■ What you need to do ■
Please retype the data in full and exactly; the pictures are not part of the copy.

== Available records

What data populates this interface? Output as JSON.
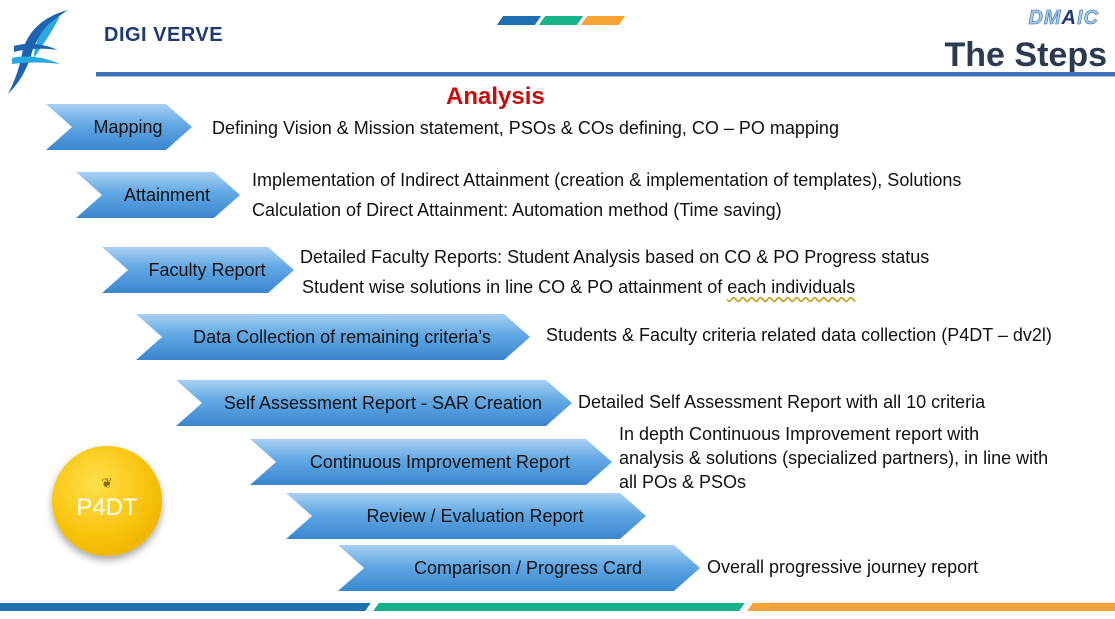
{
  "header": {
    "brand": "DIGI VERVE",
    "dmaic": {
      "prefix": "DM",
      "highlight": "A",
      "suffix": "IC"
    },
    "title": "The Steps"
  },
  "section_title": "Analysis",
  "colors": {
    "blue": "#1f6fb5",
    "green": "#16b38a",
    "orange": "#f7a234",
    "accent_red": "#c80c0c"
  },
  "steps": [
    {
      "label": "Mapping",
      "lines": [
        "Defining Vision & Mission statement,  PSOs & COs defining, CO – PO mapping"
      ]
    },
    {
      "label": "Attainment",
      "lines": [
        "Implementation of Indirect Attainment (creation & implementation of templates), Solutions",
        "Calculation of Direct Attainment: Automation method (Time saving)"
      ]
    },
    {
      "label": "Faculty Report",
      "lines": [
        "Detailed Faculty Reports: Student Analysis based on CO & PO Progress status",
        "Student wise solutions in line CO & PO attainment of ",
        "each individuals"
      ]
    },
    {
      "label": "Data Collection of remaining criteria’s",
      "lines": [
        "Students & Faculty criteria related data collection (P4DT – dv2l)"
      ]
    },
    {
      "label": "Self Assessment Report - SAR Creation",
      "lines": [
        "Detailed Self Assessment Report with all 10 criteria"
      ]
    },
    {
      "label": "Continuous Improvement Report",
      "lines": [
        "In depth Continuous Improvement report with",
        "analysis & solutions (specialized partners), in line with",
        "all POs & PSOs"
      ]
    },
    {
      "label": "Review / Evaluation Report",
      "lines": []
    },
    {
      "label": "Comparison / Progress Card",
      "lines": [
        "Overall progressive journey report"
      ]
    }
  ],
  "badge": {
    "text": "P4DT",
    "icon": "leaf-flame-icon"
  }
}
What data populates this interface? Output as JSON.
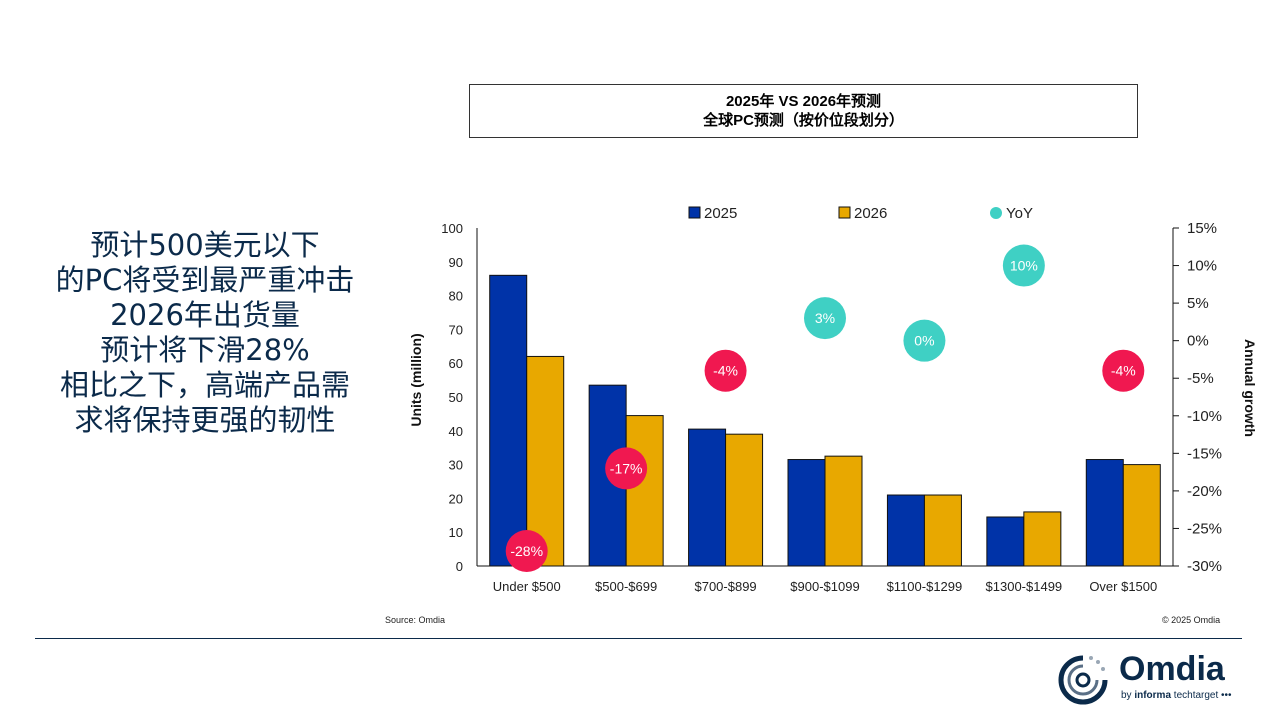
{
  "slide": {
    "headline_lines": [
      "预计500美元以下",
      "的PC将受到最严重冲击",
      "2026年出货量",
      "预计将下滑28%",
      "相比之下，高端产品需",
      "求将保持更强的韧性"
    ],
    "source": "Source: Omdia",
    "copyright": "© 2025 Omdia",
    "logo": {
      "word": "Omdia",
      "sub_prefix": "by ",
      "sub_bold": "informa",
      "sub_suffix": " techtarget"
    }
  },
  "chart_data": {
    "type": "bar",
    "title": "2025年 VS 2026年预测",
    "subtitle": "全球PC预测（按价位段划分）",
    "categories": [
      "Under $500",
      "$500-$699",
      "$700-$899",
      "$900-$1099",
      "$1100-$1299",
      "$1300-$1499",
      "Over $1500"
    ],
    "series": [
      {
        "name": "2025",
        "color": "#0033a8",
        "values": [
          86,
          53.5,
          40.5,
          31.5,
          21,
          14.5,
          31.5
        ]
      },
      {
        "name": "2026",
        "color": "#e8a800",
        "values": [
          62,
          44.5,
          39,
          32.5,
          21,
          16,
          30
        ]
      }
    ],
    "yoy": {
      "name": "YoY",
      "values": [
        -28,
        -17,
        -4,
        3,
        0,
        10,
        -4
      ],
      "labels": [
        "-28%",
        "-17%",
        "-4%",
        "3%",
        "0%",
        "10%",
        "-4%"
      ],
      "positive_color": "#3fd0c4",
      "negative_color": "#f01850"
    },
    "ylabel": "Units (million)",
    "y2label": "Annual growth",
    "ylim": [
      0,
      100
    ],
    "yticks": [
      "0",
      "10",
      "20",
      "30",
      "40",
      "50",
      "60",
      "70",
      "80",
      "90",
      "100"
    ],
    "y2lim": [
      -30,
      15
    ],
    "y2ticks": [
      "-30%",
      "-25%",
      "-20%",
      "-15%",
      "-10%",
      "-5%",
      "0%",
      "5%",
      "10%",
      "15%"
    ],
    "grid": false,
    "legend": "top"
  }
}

====

■ Solution to the exercise ■
What data populates this interface? Output as JSON.
{
  "header": {
    "brand": "DIGI VERVE",
    "dmaic": {
      "prefix": "DM",
      "highlight": "A",
      "suffix": "IC"
    },
    "title": "The Steps"
  },
  "section_title": "Analysis",
  "colors": {
    "blue": "#1f6fb5",
    "green": "#16b38a",
    "orange": "#f7a234",
    "accent_red": "#c80c0c"
  },
  "steps": [
    {
      "label": "Mapping",
      "lines": [
        "Defining Vision & Mission statement,  PSOs & COs defining, CO – PO mapping"
      ]
    },
    {
      "label": "Attainment",
      "lines": [
        "Implementation of Indirect Attainment (creation & implementation of templates), Solutions",
        "Calculation of Direct Attainment: Automation method (Time saving)"
      ]
    },
    {
      "label": "Faculty Report",
      "lines": [
        "Detailed Faculty Reports: Student Analysis based on CO & PO Progress status",
        "Student wise solutions in line CO & PO attainment of ",
        "each individuals"
      ]
    },
    {
      "label": "Data Collection of remaining criteria’s",
      "lines": [
        "Students & Faculty criteria related data collection (P4DT – dv2l)"
      ]
    },
    {
      "label": "Self Assessment Report - SAR Creation",
      "lines": [
        "Detailed Self Assessment Report with all 10 criteria"
      ]
    },
    {
      "label": "Continuous Improvement Report",
      "lines": [
        "In depth Continuous Improvement report with",
        "analysis & solutions (specialized partners), in line with",
        "all POs & PSOs"
      ]
    },
    {
      "label": "Review / Evaluation Report",
      "lines": []
    },
    {
      "label": "Comparison / Progress Card",
      "lines": [
        "Overall progressive journey report"
      ]
    }
  ],
  "badge": {
    "text": "P4DT",
    "icon": "leaf-flame-icon"
  }
}
What data populates this interface? Output as JSON.
{
  "slide": {
    "headline_lines": [
      "预计500美元以下",
      "的PC将受到最严重冲击",
      "2026年出货量",
      "预计将下滑28%",
      "相比之下，高端产品需",
      "求将保持更强的韧性"
    ],
    "source": "Source: Omdia",
    "copyright": "© 2025 Omdia",
    "logo": {
      "word": "Omdia",
      "sub_prefix": "by ",
      "sub_bold": "informa",
      "sub_suffix": " techtarget"
    }
  },
  "chart_data": {
    "type": "bar",
    "title": "2025年 VS 2026年预测",
    "subtitle": "全球PC预测（按价位段划分）",
    "categories": [
      "Under $500",
      "$500-$699",
      "$700-$899",
      "$900-$1099",
      "$1100-$1299",
      "$1300-$1499",
      "Over $1500"
    ],
    "series": [
      {
        "name": "2025",
        "color": "#0033a8",
        "values": [
          86,
          53.5,
          40.5,
          31.5,
          21,
          14.5,
          31.5
        ]
      },
      {
        "name": "2026",
        "color": "#e8a800",
        "values": [
          62,
          44.5,
          39,
          32.5,
          21,
          16,
          30
        ]
      }
    ],
    "yoy": {
      "name": "YoY",
      "values": [
        -28,
        -17,
        -4,
        3,
        0,
        10,
        -4
      ],
      "labels": [
        "-28%",
        "-17%",
        "-4%",
        "3%",
        "0%",
        "10%",
        "-4%"
      ],
      "positive_color": "#3fd0c4",
      "negative_color": "#f01850"
    },
    "ylabel": "Units (million)",
    "y2label": "Annual growth",
    "ylim": [
      0,
      100
    ],
    "yticks": [
      "0",
      "10",
      "20",
      "30",
      "40",
      "50",
      "60",
      "70",
      "80",
      "90",
      "100"
    ],
    "y2lim": [
      -30,
      15
    ],
    "y2ticks": [
      "-30%",
      "-25%",
      "-20%",
      "-15%",
      "-10%",
      "-5%",
      "0%",
      "5%",
      "10%",
      "15%"
    ],
    "grid": false,
    "legend": "top"
  }
}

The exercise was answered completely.